* [Exercise requirements]:
Pull out every line with the word "this" from the entries below.

---

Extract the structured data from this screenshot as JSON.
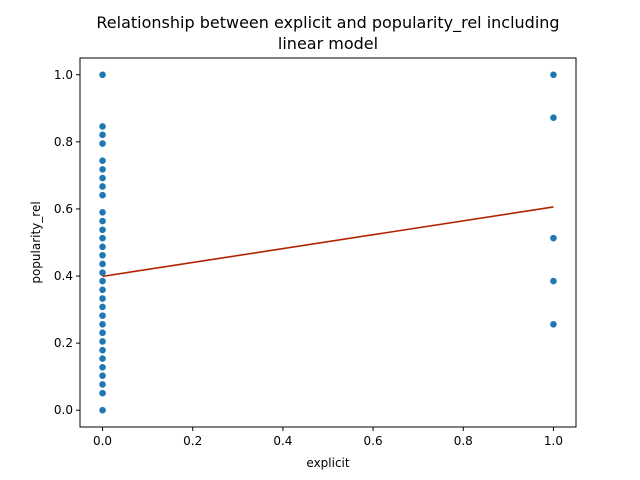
{
  "chart_data": {
    "type": "scatter",
    "title_lines": [
      "Relationship between explicit and popularity_rel including",
      "linear model"
    ],
    "xlabel": "explicit",
    "ylabel": "popularity_rel",
    "xlim": [
      -0.05,
      1.05
    ],
    "ylim": [
      -0.05,
      1.05
    ],
    "xticks": [
      0.0,
      0.2,
      0.4,
      0.6,
      0.8,
      1.0
    ],
    "xtick_labels": [
      "0.0",
      "0.2",
      "0.4",
      "0.6",
      "0.8",
      "1.0"
    ],
    "yticks": [
      0.0,
      0.2,
      0.4,
      0.6,
      0.8,
      1.0
    ],
    "ytick_labels": [
      "0.0",
      "0.2",
      "0.4",
      "0.6",
      "0.8",
      "1.0"
    ],
    "grid": false,
    "colors": {
      "points": "#1f77b4",
      "line": "#b22200"
    },
    "points": [
      {
        "x": 0,
        "y": 0.0
      },
      {
        "x": 0,
        "y": 0.051
      },
      {
        "x": 0,
        "y": 0.077
      },
      {
        "x": 0,
        "y": 0.103
      },
      {
        "x": 0,
        "y": 0.128
      },
      {
        "x": 0,
        "y": 0.154
      },
      {
        "x": 0,
        "y": 0.179
      },
      {
        "x": 0,
        "y": 0.205
      },
      {
        "x": 0,
        "y": 0.231
      },
      {
        "x": 0,
        "y": 0.256
      },
      {
        "x": 0,
        "y": 0.282
      },
      {
        "x": 0,
        "y": 0.308
      },
      {
        "x": 0,
        "y": 0.333
      },
      {
        "x": 0,
        "y": 0.359
      },
      {
        "x": 0,
        "y": 0.385
      },
      {
        "x": 0,
        "y": 0.41
      },
      {
        "x": 0,
        "y": 0.436
      },
      {
        "x": 0,
        "y": 0.462
      },
      {
        "x": 0,
        "y": 0.487
      },
      {
        "x": 0,
        "y": 0.513
      },
      {
        "x": 0,
        "y": 0.538
      },
      {
        "x": 0,
        "y": 0.564
      },
      {
        "x": 0,
        "y": 0.59
      },
      {
        "x": 0,
        "y": 0.641
      },
      {
        "x": 0,
        "y": 0.667
      },
      {
        "x": 0,
        "y": 0.692
      },
      {
        "x": 0,
        "y": 0.718
      },
      {
        "x": 0,
        "y": 0.744
      },
      {
        "x": 0,
        "y": 0.795
      },
      {
        "x": 0,
        "y": 0.821
      },
      {
        "x": 0,
        "y": 0.846
      },
      {
        "x": 0,
        "y": 1.0
      },
      {
        "x": 1,
        "y": 0.256
      },
      {
        "x": 1,
        "y": 0.385
      },
      {
        "x": 1,
        "y": 0.513
      },
      {
        "x": 1,
        "y": 0.872
      },
      {
        "x": 1,
        "y": 1.0
      }
    ],
    "fit_line": {
      "x": [
        0,
        1
      ],
      "y": [
        0.399,
        0.606
      ]
    }
  }
}
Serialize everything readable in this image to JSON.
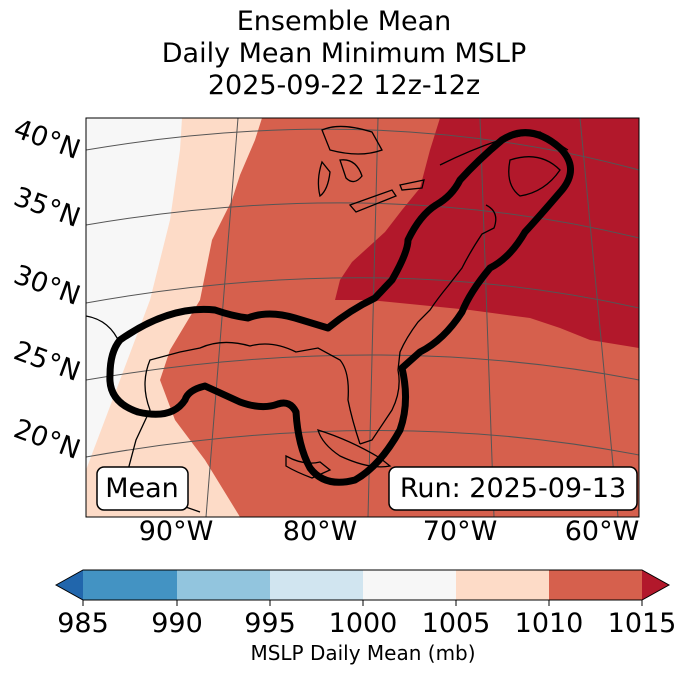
{
  "title": {
    "line1": "Ensemble Mean",
    "line2": "Daily Mean Minimum MSLP",
    "line3": "2025-09-22 12z-12z"
  },
  "map": {
    "lat_labels": [
      "40°N",
      "35°N",
      "30°N",
      "25°N",
      "20°N"
    ],
    "lon_labels": [
      "90°W",
      "80°W",
      "70°W",
      "60°W"
    ],
    "label_mean": "Mean",
    "label_run": "Run: 2025-09-13"
  },
  "colorbar": {
    "ticks": [
      "985",
      "990",
      "995",
      "1000",
      "1005",
      "1010",
      "1015"
    ],
    "label": "MSLP Daily Mean (mb)",
    "colors": {
      "under": "#2166ac",
      "b985_990": "#4393c3",
      "b990_995": "#92c5de",
      "b995_1000": "#d1e5f0",
      "b1000_1005": "#f7f7f7",
      "b1005_1010": "#fddbc7",
      "b1010_1015": "#d6604d",
      "over": "#b2182b"
    }
  }
}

---

* [Task response]:
Extract the structured data from this screenshot as JSON.
Serialize everything readable in this image to JSON.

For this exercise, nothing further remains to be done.